This is the stuff of my nightmares, folks.
Director Nick Willing, who helmed the grotesque miniseries reworking of Jason and the Argonauts in 2000 with Jason London, produced a version of Alice in Wonderland for NBC in 1999. It won four Emmy awards for its costumes, visuals, makeup and music, and is lined wall to wall with a star-studded cast, some of whom showed up to have a ball on elaborate sets, others who showed up to collect a pretty penny for a few days of work.
Can you guess which category Mr. Kingsley falls under?
“Just a few more tokes of this fine shit and those boondoggle keychains you keep trying to sell me on will sound way more appealing.”
Tim Burton should have learned his lesson from Charlie and the Chocolate Factory a few years ago, but instead 2010 witnessed the director making the same mistakes. His Mia Wasikowska/Johnny Depp version of Carroll’s original work (which combined elements of Through the Looking Glass as well) is a poor hybrid of bad ideas. Burton’s first mistake was to skew his characters older and to create a hack-and-slash adventure from what is essentially a lucid dreamstate of storytelling. His second mistake was to sandwich his twisty visuals with a computer-generated landscape in a story that doesn’t benefit from either of them.
These two fronts are where Willing and company knock the 1999 direct-to-television version of Alice in Wonderland out of the park. While the film does layer certain elements of Carroll’s sequel tale onto the original, what we see here is as thorough and faithful of an adaptation of the book as we’re ever to see on screen, including Disney’s animated classic. While that comes with some downsides (more on those later), it means that Alice’s character is preserved and all of the movements of Carroll’s novel are intact. No Vorpal sword/Jabberwocky Dungeons & Dragons-esque boss-battles here, thanks.
Behold the offspring of Wilford Brimley and Alice Krige.

* WHAT THIS TASK INVOLVES *
Can you reproduce the entire Alice in Wonderland review word for word, from its first line through its last? None of the material has any bearing on the work here.

* DATA SECTION *

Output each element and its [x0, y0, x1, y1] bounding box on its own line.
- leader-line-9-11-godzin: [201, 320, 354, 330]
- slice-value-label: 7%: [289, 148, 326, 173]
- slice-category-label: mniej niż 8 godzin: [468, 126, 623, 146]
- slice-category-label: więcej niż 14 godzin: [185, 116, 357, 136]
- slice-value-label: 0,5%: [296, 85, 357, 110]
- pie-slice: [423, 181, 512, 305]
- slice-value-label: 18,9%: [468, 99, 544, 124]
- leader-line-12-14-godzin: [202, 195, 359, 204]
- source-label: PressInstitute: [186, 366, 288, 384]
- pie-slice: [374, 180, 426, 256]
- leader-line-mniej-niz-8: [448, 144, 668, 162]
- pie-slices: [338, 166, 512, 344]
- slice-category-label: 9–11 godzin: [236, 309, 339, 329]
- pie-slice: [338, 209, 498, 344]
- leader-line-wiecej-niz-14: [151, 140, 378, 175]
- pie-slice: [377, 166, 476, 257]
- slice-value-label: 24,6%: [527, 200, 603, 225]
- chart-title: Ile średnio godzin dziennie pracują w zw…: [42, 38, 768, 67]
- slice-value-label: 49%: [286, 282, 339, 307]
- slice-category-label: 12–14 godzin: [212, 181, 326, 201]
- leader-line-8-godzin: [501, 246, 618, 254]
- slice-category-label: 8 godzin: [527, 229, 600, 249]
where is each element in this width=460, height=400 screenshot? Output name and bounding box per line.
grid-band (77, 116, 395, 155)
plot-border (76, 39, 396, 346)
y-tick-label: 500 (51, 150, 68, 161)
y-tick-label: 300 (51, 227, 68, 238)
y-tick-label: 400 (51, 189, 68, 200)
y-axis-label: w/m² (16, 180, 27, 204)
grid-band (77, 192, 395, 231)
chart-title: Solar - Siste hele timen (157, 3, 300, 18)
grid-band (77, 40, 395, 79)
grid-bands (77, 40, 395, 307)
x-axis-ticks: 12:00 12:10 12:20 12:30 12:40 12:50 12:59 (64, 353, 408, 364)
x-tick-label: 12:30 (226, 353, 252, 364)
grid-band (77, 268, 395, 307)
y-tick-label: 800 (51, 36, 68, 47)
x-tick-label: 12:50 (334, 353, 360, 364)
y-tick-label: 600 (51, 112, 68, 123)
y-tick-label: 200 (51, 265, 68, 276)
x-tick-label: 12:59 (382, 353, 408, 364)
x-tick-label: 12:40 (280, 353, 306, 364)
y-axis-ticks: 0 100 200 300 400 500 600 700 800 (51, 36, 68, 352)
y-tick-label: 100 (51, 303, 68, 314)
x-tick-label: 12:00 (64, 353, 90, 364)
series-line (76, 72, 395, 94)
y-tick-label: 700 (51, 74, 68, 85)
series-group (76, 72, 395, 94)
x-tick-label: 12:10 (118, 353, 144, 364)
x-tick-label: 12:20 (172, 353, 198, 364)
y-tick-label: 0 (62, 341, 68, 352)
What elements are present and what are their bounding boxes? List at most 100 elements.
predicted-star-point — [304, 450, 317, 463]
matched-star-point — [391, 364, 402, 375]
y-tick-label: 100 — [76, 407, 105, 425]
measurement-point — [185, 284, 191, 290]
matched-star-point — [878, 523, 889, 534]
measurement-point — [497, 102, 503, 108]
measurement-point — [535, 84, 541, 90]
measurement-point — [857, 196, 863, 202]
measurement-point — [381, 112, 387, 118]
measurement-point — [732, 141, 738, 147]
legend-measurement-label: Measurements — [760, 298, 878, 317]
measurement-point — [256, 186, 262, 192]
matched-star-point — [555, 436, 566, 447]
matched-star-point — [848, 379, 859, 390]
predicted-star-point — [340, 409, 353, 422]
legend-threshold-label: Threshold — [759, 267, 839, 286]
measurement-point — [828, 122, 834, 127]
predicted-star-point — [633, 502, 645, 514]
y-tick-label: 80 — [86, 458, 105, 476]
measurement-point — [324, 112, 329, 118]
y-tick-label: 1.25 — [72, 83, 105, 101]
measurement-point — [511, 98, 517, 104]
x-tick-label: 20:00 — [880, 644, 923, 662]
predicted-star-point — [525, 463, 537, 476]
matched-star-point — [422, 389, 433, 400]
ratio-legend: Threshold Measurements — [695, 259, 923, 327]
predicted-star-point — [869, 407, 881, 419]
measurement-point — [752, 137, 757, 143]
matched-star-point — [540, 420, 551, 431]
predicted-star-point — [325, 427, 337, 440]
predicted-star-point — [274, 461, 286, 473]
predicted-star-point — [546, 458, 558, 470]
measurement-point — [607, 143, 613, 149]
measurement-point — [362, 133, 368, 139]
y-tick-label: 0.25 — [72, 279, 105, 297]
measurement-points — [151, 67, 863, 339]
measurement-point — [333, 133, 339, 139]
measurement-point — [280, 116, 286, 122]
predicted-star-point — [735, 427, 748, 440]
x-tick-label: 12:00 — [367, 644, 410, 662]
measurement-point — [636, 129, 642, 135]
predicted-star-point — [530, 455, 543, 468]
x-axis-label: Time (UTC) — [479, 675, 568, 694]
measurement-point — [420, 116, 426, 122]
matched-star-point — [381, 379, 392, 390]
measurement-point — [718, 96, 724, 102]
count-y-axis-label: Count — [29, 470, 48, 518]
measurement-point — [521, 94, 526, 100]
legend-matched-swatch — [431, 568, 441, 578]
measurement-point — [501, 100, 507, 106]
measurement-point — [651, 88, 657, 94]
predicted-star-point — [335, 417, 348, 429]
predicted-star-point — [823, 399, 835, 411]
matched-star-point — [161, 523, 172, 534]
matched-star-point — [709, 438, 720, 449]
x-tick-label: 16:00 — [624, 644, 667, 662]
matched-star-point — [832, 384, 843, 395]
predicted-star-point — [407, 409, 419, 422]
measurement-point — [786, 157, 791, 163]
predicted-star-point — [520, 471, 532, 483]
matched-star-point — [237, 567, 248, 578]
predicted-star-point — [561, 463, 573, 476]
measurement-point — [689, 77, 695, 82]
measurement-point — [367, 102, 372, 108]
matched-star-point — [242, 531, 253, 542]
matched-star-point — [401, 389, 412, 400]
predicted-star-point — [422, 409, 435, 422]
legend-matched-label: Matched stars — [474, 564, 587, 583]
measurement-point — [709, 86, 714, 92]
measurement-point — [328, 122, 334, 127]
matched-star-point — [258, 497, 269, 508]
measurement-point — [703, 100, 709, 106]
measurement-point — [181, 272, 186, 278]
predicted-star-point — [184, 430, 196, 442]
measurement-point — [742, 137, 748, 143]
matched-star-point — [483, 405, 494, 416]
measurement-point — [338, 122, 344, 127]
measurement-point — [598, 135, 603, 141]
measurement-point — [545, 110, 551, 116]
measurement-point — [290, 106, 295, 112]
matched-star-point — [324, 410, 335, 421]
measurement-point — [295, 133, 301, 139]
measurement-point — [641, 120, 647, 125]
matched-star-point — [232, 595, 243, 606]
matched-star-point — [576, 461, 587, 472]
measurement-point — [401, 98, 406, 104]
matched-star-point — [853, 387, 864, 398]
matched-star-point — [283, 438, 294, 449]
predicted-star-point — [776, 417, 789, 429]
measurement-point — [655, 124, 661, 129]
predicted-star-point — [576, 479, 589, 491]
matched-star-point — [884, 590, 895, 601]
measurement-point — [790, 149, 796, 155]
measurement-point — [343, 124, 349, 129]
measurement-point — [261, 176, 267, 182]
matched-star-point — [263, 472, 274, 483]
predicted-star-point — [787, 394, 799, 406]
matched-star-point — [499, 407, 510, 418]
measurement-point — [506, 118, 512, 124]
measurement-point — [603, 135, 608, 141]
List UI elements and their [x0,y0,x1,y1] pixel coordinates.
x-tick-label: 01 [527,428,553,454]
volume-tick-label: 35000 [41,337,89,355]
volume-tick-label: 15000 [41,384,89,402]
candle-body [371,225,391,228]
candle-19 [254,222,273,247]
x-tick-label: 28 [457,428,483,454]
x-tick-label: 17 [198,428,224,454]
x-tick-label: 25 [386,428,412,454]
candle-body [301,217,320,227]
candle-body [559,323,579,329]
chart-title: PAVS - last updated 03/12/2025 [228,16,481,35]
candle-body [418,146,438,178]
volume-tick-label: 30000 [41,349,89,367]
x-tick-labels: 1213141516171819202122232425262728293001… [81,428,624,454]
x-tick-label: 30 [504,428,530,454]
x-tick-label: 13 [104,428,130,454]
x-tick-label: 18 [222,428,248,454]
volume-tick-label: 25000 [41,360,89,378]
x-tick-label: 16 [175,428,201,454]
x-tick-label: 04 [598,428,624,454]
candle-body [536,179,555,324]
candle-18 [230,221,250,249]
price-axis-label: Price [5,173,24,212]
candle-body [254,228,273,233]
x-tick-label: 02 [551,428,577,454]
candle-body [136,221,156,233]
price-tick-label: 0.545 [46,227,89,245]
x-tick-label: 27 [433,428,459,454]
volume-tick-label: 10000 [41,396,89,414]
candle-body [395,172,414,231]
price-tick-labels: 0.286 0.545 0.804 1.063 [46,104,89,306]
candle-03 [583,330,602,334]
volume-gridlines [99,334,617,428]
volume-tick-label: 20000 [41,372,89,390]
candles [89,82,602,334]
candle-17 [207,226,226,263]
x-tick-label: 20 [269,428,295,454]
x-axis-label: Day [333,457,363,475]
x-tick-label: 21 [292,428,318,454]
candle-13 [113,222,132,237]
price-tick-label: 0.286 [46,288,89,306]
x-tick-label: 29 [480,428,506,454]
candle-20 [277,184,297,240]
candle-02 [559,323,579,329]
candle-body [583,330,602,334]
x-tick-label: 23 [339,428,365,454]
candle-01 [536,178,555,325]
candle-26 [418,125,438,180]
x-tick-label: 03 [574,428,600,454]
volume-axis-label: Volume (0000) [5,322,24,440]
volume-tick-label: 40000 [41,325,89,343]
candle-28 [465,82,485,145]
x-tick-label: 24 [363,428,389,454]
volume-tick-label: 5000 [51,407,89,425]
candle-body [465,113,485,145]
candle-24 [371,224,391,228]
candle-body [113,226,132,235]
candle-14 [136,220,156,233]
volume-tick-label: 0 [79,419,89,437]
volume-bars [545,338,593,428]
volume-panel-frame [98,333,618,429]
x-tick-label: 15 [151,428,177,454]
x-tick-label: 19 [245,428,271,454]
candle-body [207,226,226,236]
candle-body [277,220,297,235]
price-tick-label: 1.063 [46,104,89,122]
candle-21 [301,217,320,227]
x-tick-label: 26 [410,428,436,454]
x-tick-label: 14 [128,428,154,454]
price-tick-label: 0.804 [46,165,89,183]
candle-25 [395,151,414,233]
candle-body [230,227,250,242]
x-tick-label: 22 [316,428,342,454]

* ANSWER TO THIS TASK *
This is the stuff of my nightmares, folks.
Director Nick Willing, who helmed the grotesque miniseries reworking of Jason and the Argonauts in 2000 with Jason London, produced a version of Alice in Wonderland for NBC in 1999. It won four Emmy awards for its costumes, visuals, makeup and music, and is lined wall to wall with a star-studded cast, some of whom showed up to have a ball on elaborate sets, others who showed up to collect a pretty penny for a few days of work.
Can you guess which category Mr. Kingsley falls under?
“Just a few more tokes of this fine shit and those boondoggle keychains you keep trying to sell me on will sound way more appealing.”
Tim Burton should have learned his lesson from Charlie and the Chocolate Factory a few years ago, but instead 2010 witnessed the director making the same mistakes. His Mia Wasikowska/Johnny Depp version of Carroll’s original work (which combined elements of Through the Looking Glass as well) is a poor hybrid of bad ideas. Burton’s first mistake was to skew his characters older and to create a hack-and-slash adventure from what is essentially a lucid dreamstate of storytelling. His second mistake was to sandwich his twisty visuals with a computer-generated landscape in a story that doesn’t benefit from either of them.
These two fronts are where Willing and company knock the 1999 direct-to-television version of Alice in Wonderland out of the park. While the film does layer certain elements of Carroll’s sequel tale onto the original, what we see here is as thorough and faithful of an adaptation of the book as we’re ever to see on screen, including Disney’s animated classic. While that comes with some downsides (more on those later), it means that Alice’s character is preserved and all of the movements of Carroll’s novel are intact. No Vorpal sword/Jabberwocky Dungeons & Dragons-esque boss-battles here, thanks.
Behold the offspring of Wilford Brimley and Alice Krige.